__Task details__. Count, in the entries, the lines with "ylabel". Answer with the number only.

------------------------------------------------------------------------

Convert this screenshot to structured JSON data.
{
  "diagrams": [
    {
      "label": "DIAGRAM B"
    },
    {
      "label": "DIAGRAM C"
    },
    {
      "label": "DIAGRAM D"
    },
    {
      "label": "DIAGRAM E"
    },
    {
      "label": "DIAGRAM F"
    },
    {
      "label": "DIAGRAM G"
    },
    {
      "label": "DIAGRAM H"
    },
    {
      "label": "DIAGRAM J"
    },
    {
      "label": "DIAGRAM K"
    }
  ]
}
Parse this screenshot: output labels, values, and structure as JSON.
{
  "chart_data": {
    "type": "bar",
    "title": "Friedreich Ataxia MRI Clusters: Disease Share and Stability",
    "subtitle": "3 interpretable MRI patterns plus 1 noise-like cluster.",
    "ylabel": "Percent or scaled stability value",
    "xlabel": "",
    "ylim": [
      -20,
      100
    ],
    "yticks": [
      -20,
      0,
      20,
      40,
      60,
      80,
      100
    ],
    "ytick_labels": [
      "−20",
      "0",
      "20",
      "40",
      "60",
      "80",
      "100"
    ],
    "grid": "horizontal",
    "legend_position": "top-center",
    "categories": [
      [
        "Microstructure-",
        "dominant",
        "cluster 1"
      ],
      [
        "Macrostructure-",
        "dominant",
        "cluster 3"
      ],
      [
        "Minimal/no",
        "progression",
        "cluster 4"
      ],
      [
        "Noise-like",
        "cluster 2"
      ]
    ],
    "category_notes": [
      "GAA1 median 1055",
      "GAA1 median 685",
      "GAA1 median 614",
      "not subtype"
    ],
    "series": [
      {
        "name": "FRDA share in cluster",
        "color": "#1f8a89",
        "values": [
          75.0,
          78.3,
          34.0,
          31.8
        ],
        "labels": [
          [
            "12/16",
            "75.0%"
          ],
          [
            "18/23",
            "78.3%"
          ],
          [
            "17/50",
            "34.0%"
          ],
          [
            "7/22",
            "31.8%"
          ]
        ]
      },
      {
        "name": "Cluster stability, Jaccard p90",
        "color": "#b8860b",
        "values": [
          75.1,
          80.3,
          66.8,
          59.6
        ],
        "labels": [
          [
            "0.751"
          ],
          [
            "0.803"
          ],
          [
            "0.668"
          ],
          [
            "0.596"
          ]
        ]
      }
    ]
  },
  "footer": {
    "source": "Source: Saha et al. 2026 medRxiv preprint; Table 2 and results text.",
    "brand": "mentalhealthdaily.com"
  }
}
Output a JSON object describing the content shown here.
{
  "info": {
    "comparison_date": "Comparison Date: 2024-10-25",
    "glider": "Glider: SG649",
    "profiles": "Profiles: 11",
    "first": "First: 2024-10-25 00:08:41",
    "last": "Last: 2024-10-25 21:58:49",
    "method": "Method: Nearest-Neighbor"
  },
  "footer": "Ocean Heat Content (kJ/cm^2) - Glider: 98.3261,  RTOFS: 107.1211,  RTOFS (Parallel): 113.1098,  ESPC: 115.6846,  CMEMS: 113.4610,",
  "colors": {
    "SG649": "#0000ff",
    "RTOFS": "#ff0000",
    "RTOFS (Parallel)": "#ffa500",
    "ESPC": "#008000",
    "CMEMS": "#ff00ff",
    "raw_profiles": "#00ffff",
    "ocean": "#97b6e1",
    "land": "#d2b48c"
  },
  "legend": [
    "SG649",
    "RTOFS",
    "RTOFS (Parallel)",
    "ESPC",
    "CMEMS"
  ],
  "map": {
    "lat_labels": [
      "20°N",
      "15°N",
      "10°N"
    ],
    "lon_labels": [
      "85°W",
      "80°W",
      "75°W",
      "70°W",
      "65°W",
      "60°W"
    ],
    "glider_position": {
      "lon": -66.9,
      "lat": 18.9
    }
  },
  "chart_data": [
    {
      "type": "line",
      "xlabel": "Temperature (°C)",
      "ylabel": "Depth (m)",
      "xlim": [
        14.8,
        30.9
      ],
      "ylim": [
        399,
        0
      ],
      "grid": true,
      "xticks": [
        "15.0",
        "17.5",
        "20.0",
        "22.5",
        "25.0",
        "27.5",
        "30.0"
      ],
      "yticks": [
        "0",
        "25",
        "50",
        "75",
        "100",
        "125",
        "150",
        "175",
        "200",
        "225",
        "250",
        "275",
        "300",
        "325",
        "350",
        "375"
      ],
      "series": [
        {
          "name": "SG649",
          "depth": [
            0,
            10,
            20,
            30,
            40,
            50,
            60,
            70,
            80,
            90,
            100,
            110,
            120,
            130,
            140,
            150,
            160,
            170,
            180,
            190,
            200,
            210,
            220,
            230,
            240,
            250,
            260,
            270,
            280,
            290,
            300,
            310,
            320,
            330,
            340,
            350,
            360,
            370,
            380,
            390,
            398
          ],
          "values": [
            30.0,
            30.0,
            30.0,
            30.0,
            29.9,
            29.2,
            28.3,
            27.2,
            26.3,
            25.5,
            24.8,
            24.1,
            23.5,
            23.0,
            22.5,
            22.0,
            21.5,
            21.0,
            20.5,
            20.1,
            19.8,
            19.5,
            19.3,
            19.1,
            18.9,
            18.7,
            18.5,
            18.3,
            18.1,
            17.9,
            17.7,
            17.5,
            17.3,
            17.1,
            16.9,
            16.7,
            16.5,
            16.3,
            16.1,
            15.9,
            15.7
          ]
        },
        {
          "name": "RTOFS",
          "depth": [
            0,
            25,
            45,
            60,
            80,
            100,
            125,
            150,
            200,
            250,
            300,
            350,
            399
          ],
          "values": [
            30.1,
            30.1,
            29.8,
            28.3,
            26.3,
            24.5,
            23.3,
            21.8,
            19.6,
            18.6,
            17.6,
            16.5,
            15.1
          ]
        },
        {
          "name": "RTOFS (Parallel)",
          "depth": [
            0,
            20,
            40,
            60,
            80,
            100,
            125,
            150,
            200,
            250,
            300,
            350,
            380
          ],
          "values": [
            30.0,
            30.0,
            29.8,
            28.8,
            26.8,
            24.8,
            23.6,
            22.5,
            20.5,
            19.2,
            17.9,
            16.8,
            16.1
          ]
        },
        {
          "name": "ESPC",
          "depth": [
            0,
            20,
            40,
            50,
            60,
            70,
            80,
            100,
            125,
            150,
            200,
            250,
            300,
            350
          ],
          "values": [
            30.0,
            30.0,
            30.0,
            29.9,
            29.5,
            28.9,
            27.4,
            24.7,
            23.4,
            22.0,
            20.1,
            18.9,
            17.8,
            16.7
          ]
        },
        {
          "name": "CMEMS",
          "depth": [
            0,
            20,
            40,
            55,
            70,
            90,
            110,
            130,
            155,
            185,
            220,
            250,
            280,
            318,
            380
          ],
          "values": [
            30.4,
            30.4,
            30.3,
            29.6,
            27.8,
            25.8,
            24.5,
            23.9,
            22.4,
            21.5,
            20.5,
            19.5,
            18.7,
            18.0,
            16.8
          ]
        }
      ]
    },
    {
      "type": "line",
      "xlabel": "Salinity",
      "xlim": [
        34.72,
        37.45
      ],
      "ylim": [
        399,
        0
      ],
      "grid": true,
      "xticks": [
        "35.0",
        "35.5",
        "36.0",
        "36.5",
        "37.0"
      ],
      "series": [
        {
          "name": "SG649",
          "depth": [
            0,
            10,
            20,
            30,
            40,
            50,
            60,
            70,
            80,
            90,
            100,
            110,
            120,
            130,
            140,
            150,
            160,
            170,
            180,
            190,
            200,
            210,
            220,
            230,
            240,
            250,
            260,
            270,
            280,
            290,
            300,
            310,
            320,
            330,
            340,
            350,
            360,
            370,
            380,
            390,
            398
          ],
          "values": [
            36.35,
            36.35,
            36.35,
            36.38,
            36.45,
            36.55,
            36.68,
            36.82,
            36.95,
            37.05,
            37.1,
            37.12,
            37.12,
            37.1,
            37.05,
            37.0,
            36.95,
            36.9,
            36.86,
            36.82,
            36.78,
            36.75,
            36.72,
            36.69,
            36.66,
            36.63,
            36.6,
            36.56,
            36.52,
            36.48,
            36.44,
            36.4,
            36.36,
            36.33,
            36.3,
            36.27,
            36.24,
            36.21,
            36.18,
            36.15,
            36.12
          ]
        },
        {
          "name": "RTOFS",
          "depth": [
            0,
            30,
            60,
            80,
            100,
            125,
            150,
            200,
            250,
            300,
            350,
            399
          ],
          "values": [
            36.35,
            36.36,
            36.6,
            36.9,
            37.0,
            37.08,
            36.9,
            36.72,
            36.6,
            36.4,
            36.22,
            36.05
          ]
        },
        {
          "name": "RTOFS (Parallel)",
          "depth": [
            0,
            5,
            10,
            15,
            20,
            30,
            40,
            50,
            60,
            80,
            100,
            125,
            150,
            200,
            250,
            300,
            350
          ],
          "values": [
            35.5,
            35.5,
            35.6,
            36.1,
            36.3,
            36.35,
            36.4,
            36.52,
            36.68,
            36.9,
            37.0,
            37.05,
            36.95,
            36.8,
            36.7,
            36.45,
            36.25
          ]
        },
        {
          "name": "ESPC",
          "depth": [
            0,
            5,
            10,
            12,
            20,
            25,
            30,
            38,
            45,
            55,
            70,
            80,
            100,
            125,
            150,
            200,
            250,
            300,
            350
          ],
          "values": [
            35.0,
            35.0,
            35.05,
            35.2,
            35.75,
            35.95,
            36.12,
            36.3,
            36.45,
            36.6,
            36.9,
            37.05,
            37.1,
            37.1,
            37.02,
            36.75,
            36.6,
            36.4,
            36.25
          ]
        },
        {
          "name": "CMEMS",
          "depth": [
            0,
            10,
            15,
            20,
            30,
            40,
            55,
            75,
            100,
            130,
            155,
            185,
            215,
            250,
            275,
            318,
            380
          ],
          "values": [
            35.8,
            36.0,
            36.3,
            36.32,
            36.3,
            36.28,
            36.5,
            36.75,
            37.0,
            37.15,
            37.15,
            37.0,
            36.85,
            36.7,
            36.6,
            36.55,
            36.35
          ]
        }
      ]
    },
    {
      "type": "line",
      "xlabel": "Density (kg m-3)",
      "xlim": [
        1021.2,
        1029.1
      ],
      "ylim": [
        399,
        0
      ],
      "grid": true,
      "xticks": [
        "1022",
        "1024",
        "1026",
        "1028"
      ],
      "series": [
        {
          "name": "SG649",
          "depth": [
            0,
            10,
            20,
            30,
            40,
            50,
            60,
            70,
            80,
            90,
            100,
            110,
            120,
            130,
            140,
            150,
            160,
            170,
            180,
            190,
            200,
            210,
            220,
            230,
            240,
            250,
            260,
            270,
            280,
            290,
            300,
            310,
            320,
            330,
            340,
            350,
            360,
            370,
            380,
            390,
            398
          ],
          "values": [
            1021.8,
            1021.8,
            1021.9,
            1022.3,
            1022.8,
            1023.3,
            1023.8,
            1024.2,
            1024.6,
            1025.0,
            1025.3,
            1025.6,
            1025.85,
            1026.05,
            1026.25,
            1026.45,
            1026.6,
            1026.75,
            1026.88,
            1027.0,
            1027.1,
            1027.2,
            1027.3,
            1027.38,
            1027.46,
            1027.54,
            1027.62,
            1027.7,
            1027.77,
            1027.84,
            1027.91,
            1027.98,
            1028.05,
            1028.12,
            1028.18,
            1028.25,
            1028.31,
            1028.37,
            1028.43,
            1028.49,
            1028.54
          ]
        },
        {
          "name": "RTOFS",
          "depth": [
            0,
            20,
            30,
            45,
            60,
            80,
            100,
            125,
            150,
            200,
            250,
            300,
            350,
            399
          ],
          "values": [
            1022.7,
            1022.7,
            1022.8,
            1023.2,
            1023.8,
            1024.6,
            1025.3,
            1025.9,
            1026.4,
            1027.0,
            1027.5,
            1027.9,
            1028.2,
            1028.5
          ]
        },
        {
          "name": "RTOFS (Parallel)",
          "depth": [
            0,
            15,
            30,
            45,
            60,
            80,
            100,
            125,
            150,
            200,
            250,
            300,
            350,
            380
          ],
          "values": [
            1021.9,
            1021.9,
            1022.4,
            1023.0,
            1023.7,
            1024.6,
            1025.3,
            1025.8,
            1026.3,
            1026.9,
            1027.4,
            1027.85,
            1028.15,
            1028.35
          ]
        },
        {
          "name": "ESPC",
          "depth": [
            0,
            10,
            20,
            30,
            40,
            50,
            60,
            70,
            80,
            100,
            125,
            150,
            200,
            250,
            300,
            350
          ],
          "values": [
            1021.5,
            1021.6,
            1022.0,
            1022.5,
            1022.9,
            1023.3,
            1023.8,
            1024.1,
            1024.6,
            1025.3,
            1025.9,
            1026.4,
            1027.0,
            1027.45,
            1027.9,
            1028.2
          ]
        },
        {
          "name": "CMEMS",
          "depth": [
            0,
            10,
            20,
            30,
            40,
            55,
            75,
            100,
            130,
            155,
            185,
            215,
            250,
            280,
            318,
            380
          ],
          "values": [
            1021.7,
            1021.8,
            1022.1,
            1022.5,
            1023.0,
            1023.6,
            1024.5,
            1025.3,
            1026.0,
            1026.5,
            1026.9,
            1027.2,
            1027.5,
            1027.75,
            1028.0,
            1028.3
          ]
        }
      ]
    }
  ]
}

------------------------------------------------------------------------

__The response__. 2